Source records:

• • • • •

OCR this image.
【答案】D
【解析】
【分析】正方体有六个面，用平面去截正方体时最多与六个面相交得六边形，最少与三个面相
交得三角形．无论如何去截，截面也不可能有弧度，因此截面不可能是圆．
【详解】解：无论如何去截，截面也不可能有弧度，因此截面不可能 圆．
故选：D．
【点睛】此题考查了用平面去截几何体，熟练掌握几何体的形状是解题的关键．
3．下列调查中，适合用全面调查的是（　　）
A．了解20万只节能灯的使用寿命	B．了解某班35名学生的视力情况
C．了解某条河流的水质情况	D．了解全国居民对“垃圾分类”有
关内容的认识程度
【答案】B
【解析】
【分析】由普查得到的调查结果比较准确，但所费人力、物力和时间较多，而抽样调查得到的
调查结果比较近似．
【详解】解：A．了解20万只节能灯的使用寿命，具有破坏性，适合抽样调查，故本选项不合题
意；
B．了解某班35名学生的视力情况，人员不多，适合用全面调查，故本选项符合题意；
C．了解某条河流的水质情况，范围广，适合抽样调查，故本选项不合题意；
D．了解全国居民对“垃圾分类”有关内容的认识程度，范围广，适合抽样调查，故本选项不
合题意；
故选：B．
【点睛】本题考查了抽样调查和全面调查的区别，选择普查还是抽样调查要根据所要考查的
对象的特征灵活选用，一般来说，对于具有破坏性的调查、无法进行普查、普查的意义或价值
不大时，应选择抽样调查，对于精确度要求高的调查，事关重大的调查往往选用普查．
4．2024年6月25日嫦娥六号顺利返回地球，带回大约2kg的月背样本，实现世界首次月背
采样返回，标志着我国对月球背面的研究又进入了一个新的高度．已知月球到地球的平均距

• • • • •

Exercise brief →
Faithfully reproduce all of the records, character for character.

Full output →
OCR this image.
【答案】D
【解析】
【分析】正方体有六个面，用平面去截正方体时最多与六个面相交得六边形，最少与三个面相
交得三角形．无论如何去截，截面也不可能有弧度，因此截面不可能是圆．
【详解】解：无论如何去截，截面也不可能有弧度，因此截面不可能 圆．
故选：D．
【点睛】此题考查了用平面去截几何体，熟练掌握几何体的形状是解题的关键．
3．下列调查中，适合用全面调查的是（　　）
A．了解20万只节能灯的使用寿命	B．了解某班35名学生的视力情况
C．了解某条河流的水质情况	D．了解全国居民对“垃圾分类”有
关内容的认识程度
【答案】B
【解析】
【分析】由普查得到的调查结果比较准确，但所费人力、物力和时间较多，而抽样调查得到的
调查结果比较近似．
【详解】解：A．了解20万只节能灯的使用寿命，具有破坏性，适合抽样调查，故本选项不合题
意；
B．了解某班35名学生的视力情况，人员不多，适合用全面调查，故本选项符合题意；
C．了解某条河流的水质情况，范围广，适合抽样调查，故本选项不合题意；
D．了解全国居民对“垃圾分类”有关内容的认识程度，范围广，适合抽样调查，故本选项不
合题意；
故选：B．
【点睛】本题考查了抽样调查和全面调查的区别，选择普查还是抽样调查要根据所要考查的
对象的特征灵活选用，一般来说，对于具有破坏性的调查、无法进行普查、普查的意义或价值
不大时，应选择抽样调查，对于精确度要求高的调查，事关重大的调查往往选用普查．
4．2024年6月25日嫦娥六号顺利返回地球，带回大约2kg的月背样本，实现世界首次月背
采样返回，标志着我国对月球背面的研究又进入了一个新的高度．已知月球到地球的平均距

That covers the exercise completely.